Records for this task →
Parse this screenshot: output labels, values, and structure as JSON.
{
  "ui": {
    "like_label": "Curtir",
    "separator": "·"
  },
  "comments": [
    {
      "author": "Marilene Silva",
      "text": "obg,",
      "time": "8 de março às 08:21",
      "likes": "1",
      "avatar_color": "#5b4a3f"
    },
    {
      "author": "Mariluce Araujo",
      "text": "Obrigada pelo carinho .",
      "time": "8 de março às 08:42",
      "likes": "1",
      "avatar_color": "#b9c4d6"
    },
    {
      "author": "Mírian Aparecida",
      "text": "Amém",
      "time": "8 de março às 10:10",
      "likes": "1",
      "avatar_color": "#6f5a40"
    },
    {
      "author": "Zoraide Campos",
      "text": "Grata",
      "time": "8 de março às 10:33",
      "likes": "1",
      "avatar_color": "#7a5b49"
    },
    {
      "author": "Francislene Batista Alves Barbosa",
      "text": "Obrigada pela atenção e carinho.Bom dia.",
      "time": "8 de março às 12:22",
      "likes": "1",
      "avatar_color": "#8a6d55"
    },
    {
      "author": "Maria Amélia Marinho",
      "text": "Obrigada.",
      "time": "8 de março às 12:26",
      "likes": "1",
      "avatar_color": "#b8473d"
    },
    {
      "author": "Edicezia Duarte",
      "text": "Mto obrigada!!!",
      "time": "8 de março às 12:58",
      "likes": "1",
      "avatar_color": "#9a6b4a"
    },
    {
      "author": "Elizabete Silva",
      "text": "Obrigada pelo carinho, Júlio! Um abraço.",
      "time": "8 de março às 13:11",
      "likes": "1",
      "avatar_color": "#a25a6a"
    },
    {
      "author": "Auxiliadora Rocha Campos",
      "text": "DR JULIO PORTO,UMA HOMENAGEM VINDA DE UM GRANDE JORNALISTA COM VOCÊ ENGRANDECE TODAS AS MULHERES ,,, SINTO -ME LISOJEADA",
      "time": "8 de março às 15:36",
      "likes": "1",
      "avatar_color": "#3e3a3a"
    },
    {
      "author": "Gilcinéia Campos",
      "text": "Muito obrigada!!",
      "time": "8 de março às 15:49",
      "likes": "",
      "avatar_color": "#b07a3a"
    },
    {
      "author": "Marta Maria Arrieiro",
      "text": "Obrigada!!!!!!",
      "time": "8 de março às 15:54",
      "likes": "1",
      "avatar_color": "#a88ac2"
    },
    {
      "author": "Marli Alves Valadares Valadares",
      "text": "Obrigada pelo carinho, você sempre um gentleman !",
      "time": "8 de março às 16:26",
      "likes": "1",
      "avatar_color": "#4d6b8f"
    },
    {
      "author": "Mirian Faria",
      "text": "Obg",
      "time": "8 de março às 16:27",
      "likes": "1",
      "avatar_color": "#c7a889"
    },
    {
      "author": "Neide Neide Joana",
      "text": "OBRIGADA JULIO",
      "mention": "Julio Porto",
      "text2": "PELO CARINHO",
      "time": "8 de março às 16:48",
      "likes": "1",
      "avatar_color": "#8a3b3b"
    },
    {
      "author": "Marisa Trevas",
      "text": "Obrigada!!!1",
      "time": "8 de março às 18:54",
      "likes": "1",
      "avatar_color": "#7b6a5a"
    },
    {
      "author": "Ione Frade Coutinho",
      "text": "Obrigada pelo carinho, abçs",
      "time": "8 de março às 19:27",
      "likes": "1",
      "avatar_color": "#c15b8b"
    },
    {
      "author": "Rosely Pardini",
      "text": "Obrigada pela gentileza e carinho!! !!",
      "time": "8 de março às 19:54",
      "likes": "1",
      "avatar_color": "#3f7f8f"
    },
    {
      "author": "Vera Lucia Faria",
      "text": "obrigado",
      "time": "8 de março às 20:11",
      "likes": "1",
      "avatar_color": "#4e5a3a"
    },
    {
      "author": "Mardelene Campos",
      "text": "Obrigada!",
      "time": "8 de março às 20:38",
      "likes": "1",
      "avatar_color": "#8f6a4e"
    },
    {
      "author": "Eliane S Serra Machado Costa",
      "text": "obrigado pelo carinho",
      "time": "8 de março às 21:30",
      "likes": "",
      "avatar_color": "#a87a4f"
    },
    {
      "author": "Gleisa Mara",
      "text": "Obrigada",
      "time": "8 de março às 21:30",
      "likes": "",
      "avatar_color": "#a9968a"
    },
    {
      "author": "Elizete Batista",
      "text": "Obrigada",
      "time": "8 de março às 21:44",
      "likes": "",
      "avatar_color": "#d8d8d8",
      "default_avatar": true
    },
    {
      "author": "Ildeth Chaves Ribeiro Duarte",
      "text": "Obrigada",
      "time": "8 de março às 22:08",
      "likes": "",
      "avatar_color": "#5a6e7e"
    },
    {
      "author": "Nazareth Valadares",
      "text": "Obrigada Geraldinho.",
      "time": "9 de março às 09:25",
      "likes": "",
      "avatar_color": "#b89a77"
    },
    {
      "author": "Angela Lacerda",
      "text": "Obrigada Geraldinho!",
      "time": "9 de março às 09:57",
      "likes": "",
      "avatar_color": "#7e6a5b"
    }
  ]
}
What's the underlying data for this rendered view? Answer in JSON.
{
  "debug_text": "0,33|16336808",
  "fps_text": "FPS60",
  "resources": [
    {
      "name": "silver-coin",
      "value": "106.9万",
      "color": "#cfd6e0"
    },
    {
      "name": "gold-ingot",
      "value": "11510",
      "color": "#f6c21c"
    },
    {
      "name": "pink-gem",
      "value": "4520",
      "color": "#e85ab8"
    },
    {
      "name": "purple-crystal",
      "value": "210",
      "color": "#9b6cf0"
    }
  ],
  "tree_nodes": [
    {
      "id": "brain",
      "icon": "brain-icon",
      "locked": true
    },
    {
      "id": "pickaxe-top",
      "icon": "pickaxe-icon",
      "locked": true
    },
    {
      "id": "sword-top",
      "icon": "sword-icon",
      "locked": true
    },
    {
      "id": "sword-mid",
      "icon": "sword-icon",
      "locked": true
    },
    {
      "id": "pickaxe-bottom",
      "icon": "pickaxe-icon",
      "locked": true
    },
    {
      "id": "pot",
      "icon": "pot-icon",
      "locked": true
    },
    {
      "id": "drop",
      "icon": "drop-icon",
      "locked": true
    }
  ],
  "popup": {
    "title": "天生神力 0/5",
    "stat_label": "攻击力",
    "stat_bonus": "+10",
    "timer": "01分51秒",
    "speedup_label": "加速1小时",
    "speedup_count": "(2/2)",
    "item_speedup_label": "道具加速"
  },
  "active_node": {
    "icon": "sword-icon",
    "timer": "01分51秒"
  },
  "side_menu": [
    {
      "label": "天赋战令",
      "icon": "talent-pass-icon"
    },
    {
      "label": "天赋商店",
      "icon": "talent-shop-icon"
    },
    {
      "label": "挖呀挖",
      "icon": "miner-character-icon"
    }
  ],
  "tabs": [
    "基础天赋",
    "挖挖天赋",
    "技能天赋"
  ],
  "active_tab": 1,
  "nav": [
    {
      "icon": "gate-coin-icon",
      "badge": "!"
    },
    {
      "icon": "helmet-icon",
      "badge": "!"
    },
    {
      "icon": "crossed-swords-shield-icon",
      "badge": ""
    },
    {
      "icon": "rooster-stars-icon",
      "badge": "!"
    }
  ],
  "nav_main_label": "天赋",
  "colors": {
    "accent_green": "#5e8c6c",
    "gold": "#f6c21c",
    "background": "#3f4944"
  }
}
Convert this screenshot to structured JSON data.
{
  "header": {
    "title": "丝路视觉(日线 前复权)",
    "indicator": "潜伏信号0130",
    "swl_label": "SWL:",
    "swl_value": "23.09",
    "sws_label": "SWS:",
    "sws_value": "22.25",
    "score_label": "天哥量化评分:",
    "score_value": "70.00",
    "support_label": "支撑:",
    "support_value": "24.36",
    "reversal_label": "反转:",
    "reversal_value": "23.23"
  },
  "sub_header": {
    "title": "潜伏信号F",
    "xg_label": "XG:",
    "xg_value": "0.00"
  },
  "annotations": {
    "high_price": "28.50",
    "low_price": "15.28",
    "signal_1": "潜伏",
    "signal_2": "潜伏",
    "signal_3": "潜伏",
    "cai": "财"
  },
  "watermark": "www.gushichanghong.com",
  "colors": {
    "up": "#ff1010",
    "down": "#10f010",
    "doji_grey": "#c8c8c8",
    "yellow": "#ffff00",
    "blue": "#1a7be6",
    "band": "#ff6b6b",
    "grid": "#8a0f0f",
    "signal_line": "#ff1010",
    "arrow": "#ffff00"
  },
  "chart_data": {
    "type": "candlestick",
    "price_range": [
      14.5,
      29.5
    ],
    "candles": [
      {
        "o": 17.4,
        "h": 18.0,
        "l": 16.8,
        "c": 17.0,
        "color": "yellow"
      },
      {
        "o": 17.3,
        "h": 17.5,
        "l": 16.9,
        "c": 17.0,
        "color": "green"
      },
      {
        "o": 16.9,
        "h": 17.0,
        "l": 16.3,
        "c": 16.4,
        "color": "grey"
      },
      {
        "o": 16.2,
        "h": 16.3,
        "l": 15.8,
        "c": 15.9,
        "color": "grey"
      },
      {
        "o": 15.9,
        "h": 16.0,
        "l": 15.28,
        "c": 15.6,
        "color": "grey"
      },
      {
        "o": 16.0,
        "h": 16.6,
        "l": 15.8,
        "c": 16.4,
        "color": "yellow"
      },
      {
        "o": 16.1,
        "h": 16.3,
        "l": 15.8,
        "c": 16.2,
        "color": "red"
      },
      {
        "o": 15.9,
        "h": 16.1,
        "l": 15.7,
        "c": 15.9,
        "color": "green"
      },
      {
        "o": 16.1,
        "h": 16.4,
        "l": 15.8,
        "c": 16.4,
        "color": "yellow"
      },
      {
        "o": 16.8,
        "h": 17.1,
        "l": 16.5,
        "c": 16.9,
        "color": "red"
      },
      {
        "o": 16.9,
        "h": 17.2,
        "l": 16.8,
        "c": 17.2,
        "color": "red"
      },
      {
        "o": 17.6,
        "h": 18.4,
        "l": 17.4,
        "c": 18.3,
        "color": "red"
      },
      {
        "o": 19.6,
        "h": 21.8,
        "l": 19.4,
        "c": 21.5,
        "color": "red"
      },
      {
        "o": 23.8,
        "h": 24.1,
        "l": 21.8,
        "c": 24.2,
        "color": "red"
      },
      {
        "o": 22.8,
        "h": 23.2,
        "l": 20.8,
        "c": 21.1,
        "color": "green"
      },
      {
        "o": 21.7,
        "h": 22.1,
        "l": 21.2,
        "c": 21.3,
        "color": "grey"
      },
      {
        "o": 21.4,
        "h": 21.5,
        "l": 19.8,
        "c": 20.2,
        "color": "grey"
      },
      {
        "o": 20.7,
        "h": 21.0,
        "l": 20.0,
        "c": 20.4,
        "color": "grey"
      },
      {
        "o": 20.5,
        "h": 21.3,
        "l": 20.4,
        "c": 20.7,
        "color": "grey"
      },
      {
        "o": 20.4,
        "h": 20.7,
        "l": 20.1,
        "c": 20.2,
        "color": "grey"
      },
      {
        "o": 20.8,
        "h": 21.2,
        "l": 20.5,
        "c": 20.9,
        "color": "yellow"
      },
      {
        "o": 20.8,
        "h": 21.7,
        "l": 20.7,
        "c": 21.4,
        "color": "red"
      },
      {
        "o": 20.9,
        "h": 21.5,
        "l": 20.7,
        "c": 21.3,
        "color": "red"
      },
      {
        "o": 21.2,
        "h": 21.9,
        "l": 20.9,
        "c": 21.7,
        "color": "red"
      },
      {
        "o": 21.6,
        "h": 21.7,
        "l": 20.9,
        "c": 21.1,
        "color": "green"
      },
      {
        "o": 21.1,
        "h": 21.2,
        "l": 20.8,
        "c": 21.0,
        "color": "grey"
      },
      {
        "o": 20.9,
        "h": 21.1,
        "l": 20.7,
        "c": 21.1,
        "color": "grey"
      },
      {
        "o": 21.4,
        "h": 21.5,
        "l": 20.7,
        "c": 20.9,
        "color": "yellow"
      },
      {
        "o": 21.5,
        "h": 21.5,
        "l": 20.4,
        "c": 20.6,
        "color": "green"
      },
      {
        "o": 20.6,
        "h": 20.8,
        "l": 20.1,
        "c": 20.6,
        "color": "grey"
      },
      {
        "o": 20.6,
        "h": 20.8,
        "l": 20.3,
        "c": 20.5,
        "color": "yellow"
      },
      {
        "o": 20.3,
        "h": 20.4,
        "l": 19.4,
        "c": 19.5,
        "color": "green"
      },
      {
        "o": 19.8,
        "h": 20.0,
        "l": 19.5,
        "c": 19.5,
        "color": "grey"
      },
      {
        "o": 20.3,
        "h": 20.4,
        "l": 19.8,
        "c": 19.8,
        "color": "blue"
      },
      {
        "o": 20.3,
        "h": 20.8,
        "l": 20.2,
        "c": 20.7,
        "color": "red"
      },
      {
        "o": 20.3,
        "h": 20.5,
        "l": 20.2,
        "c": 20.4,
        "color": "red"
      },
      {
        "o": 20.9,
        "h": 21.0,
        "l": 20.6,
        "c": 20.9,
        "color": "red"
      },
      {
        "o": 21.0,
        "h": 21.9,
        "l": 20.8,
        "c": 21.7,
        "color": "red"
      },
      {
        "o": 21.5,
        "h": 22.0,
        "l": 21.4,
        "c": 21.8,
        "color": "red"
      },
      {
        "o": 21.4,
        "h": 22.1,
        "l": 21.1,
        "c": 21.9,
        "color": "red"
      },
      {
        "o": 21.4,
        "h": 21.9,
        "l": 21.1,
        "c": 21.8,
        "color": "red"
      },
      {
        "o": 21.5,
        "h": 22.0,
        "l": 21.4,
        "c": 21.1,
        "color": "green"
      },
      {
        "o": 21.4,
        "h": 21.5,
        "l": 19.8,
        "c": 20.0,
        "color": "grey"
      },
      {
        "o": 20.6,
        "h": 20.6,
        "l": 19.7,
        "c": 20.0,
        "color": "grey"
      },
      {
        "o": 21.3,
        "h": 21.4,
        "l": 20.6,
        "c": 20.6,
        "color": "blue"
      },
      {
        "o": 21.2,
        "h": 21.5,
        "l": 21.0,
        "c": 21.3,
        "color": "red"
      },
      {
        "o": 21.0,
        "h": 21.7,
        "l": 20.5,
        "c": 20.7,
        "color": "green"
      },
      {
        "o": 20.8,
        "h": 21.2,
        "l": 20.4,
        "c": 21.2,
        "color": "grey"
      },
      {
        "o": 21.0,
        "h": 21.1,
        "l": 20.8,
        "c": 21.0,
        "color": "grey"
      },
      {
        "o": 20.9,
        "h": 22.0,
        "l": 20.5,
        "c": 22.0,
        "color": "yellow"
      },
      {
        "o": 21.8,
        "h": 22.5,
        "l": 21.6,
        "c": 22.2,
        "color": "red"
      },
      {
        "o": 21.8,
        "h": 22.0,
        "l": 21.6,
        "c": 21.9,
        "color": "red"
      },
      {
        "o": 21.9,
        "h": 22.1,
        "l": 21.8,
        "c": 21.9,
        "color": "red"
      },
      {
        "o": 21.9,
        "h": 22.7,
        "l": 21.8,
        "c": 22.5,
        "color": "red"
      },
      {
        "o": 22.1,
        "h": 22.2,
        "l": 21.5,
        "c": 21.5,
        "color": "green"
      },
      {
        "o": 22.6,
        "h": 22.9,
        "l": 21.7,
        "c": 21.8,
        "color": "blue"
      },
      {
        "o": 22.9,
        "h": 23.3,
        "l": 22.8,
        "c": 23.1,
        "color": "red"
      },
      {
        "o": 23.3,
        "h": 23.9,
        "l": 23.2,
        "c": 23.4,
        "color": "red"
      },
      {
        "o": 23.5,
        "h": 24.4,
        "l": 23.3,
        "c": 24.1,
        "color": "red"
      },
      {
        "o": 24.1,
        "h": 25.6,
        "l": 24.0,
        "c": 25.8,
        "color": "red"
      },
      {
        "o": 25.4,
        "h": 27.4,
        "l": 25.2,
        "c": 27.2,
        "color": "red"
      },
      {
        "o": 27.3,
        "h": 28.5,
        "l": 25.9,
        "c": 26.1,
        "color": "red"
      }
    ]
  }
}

The problem → Filter lines by "pickaxe" and return each hit.

Response for this exercise →
      "id": "pickaxe-top",
      "icon": "pickaxe-icon",
      "id": "pickaxe-bottom",
      "icon": "pickaxe-icon",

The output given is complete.